▶ _Problem statement_
Give the material once more, word for word, without any images.

▶ _Information given_

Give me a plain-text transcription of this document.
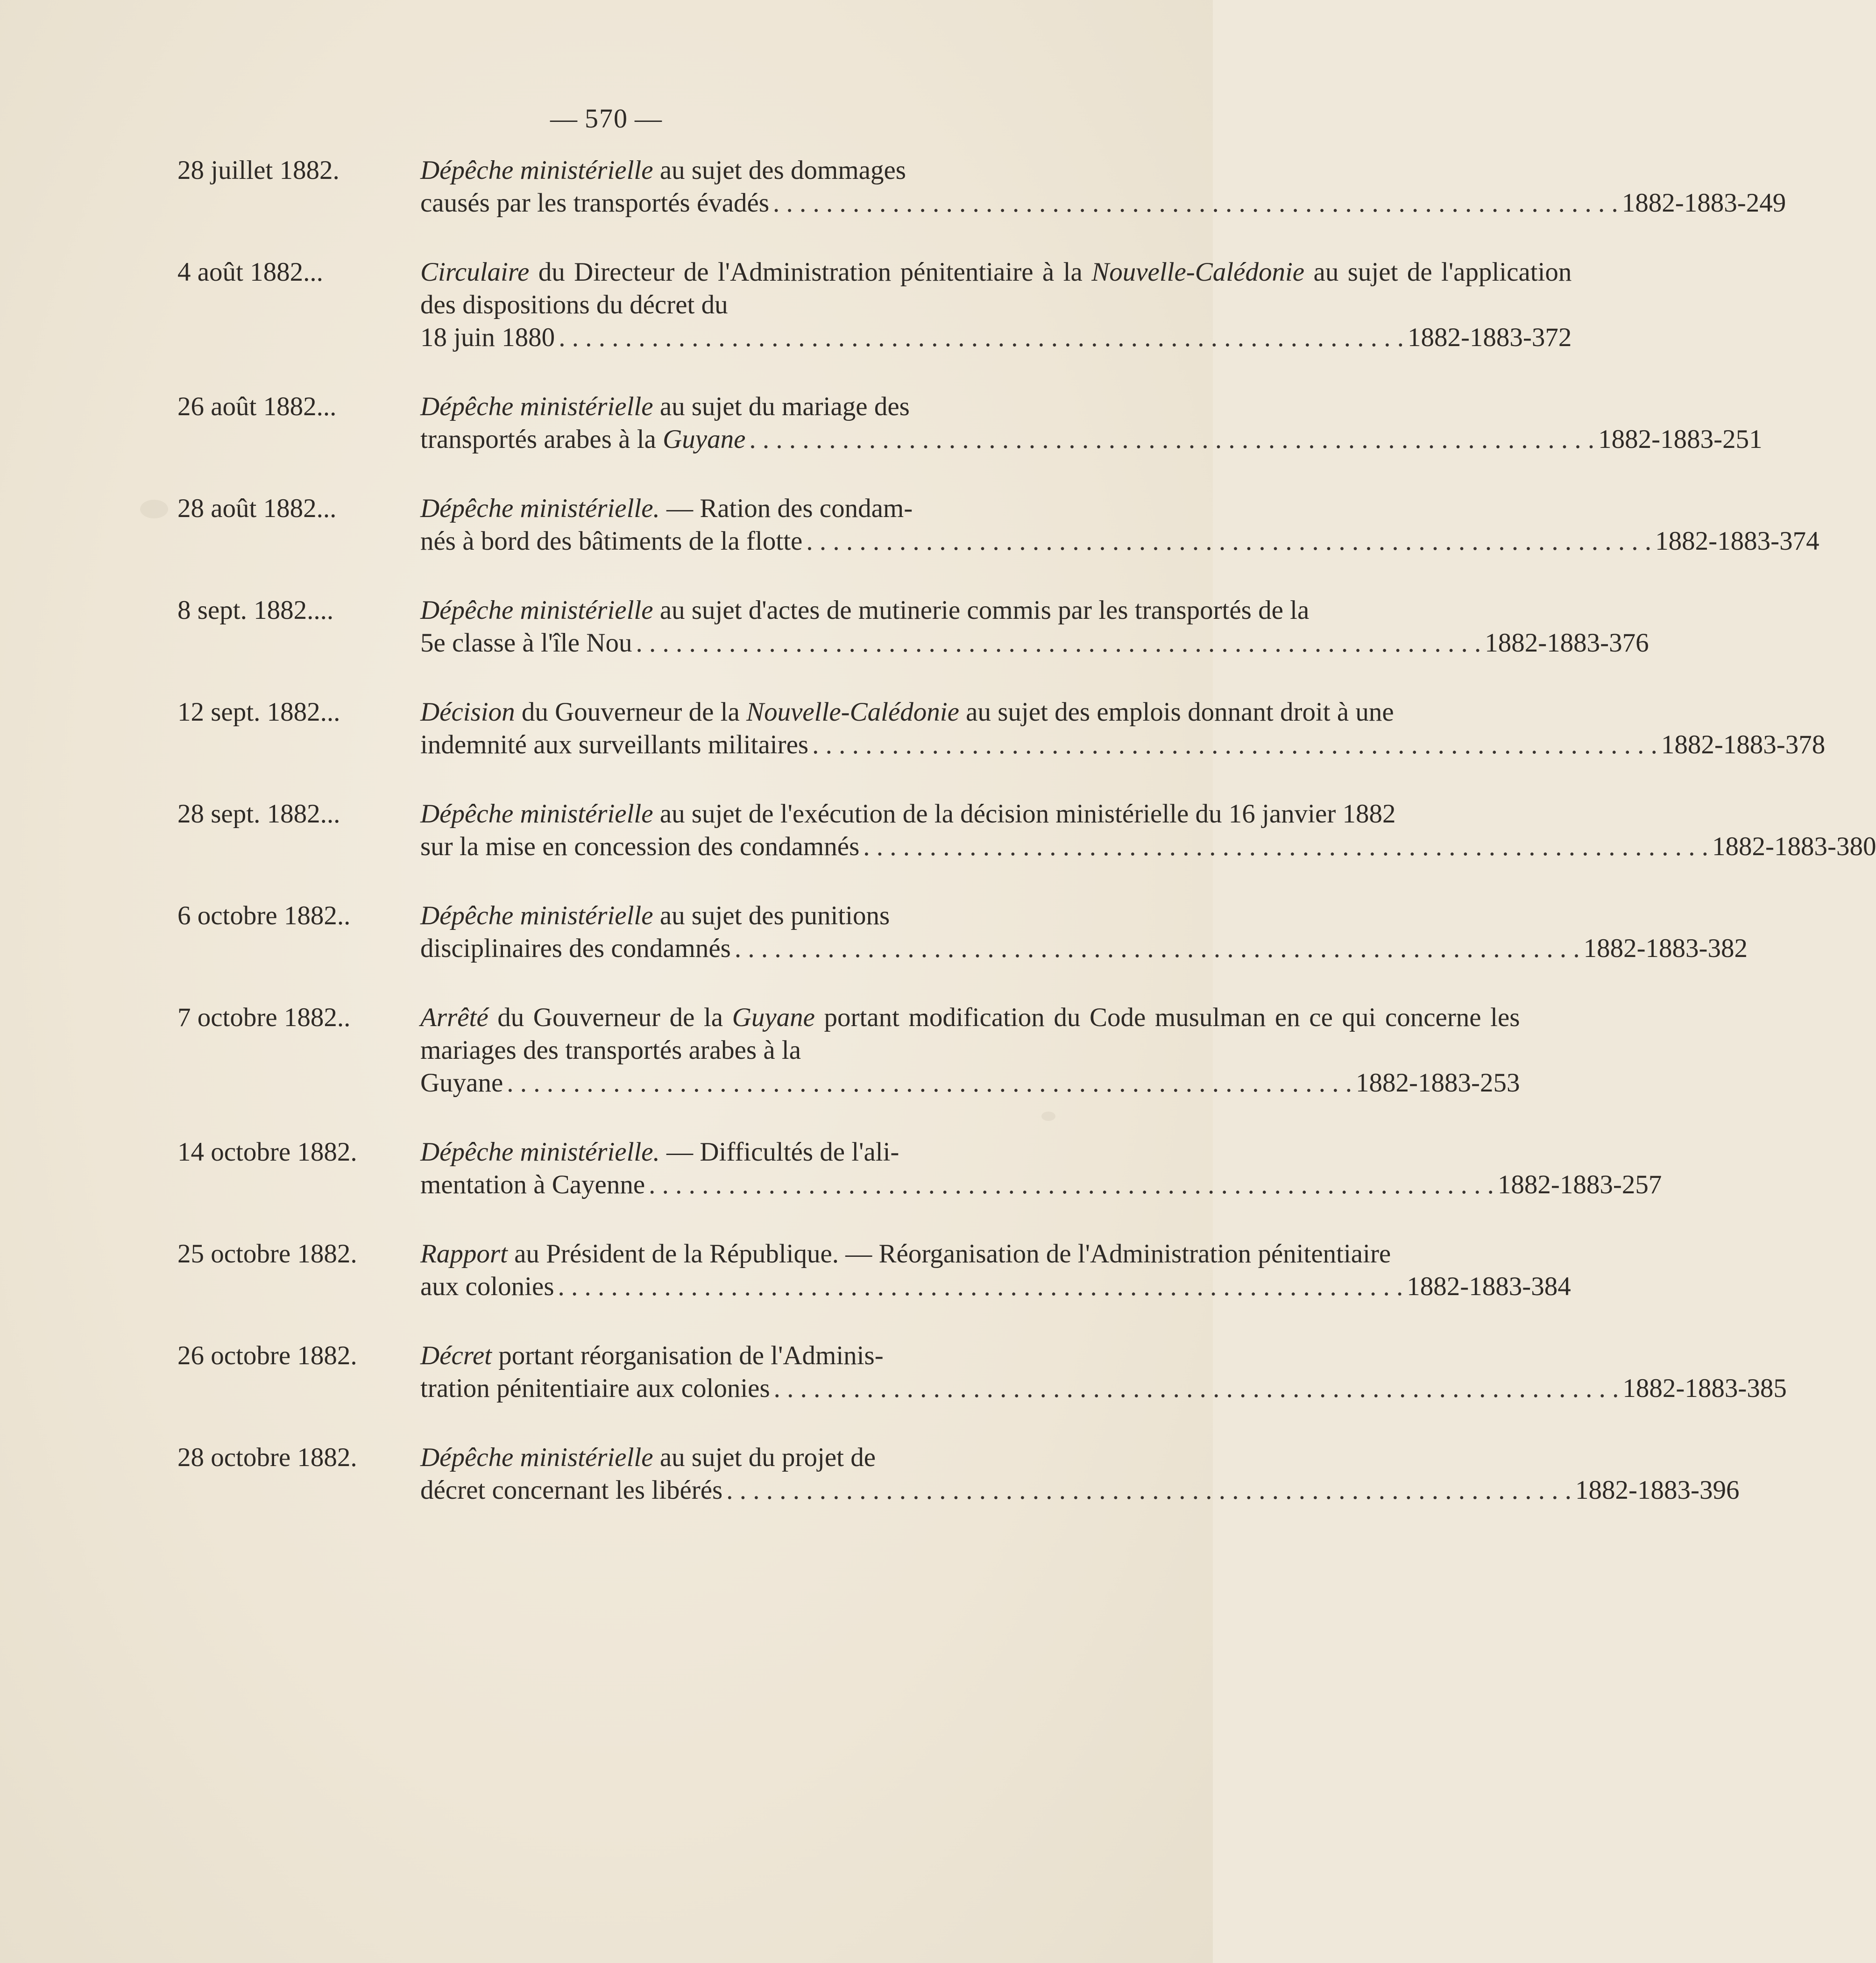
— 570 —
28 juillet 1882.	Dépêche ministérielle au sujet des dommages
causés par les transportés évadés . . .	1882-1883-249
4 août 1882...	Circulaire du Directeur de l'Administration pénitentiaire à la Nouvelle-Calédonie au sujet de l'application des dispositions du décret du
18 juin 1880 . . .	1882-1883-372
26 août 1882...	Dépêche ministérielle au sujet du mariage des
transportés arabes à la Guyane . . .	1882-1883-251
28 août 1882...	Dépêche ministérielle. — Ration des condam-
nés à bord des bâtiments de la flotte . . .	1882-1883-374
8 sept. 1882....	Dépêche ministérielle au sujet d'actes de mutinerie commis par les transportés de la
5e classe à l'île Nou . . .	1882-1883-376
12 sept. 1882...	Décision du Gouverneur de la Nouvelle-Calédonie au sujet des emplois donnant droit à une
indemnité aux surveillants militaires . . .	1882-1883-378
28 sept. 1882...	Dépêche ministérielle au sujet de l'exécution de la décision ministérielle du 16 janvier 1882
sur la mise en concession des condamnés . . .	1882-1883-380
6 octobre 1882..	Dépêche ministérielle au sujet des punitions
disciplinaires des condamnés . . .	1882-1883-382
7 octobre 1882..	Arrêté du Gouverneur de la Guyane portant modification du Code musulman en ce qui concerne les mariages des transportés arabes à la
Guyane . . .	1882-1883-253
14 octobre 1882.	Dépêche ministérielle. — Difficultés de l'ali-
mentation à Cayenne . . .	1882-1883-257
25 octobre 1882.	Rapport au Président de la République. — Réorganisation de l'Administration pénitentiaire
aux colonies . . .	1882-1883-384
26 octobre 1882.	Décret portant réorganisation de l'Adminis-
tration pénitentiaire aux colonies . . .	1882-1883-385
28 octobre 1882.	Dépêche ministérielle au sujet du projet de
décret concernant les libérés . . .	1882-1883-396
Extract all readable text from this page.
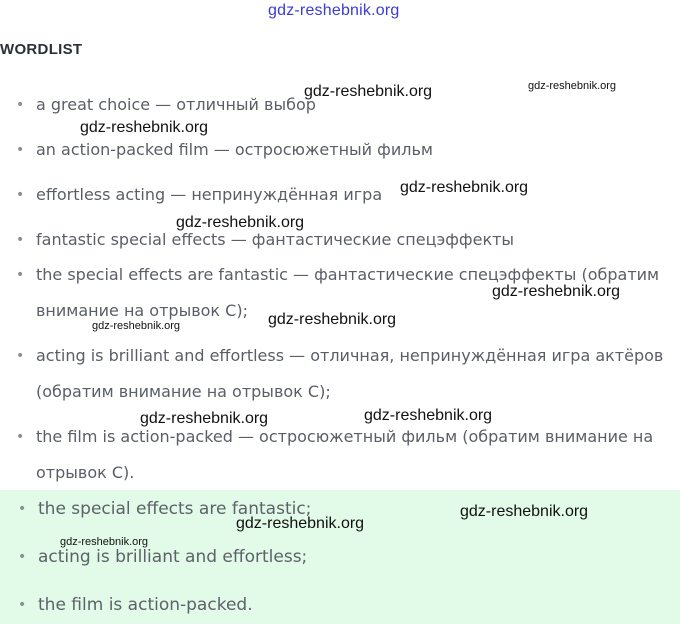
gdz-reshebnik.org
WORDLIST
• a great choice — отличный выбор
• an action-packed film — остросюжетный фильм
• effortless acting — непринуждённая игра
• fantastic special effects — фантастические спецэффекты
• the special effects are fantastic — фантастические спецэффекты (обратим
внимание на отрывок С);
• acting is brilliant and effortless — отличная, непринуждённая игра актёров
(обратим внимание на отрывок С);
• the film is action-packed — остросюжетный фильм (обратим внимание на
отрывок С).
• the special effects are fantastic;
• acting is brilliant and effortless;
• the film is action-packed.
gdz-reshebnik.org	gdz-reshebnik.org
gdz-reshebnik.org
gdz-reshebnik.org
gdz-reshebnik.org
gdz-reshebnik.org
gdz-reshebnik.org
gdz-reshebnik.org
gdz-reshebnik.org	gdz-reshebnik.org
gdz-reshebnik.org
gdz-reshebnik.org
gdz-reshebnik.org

▶ _Expected output_
Give me a plain-text transcription of this document.
— 570 —
28 juillet 1882.	Dépêche ministérielle au sujet des dommages
causés par les transportés évadés . . .	1882-1883-249
4 août 1882...	Circulaire du Directeur de l'Administration pénitentiaire à la Nouvelle-Calédonie au sujet de l'application des dispositions du décret du
18 juin 1880 . . .	1882-1883-372
26 août 1882...	Dépêche ministérielle au sujet du mariage des
transportés arabes à la Guyane . . .	1882-1883-251
28 août 1882...	Dépêche ministérielle. — Ration des condam-
nés à bord des bâtiments de la flotte . . .	1882-1883-374
8 sept. 1882....	Dépêche ministérielle au sujet d'actes de mutinerie commis par les transportés de la
5e classe à l'île Nou . . .	1882-1883-376
12 sept. 1882...	Décision du Gouverneur de la Nouvelle-Calédonie au sujet des emplois donnant droit à une
indemnité aux surveillants militaires . . .	1882-1883-378
28 sept. 1882...	Dépêche ministérielle au sujet de l'exécution de la décision ministérielle du 16 janvier 1882
sur la mise en concession des condamnés . . .	1882-1883-380
6 octobre 1882..	Dépêche ministérielle au sujet des punitions
disciplinaires des condamnés . . .	1882-1883-382
7 octobre 1882..	Arrêté du Gouverneur de la Guyane portant modification du Code musulman en ce qui concerne les mariages des transportés arabes à la
Guyane . . .	1882-1883-253
14 octobre 1882.	Dépêche ministérielle. — Difficultés de l'ali-
mentation à Cayenne . . .	1882-1883-257
25 octobre 1882.	Rapport au Président de la République. — Réorganisation de l'Administration pénitentiaire
aux colonies . . .	1882-1883-384
26 octobre 1882.	Décret portant réorganisation de l'Adminis-
tration pénitentiaire aux colonies . . .	1882-1883-385
28 octobre 1882.	Dépêche ministérielle au sujet du projet de
décret concernant les libérés . . .	1882-1883-396
Extract all readable text from this page.
gdz-reshebnik.org
WORDLIST
• a great choice — отличный выбор
• an action-packed film — остросюжетный фильм
• effortless acting — непринуждённая игра
• fantastic special effects — фантастические спецэффекты
• the special effects are fantastic — фантастические спецэффекты (обратим
внимание на отрывок С);
• acting is brilliant and effortless — отличная, непринуждённая игра актёров
(обратим внимание на отрывок С);
• the film is action-packed — остросюжетный фильм (обратим внимание на
отрывок С).
• the special effects are fantastic;
• acting is brilliant and effortless;
• the film is action-packed.
gdz-reshebnik.org	gdz-reshebnik.org
gdz-reshebnik.org
gdz-reshebnik.org
gdz-reshebnik.org
gdz-reshebnik.org
gdz-reshebnik.org
gdz-reshebnik.org
gdz-reshebnik.org	gdz-reshebnik.org
gdz-reshebnik.org
gdz-reshebnik.org
gdz-reshebnik.org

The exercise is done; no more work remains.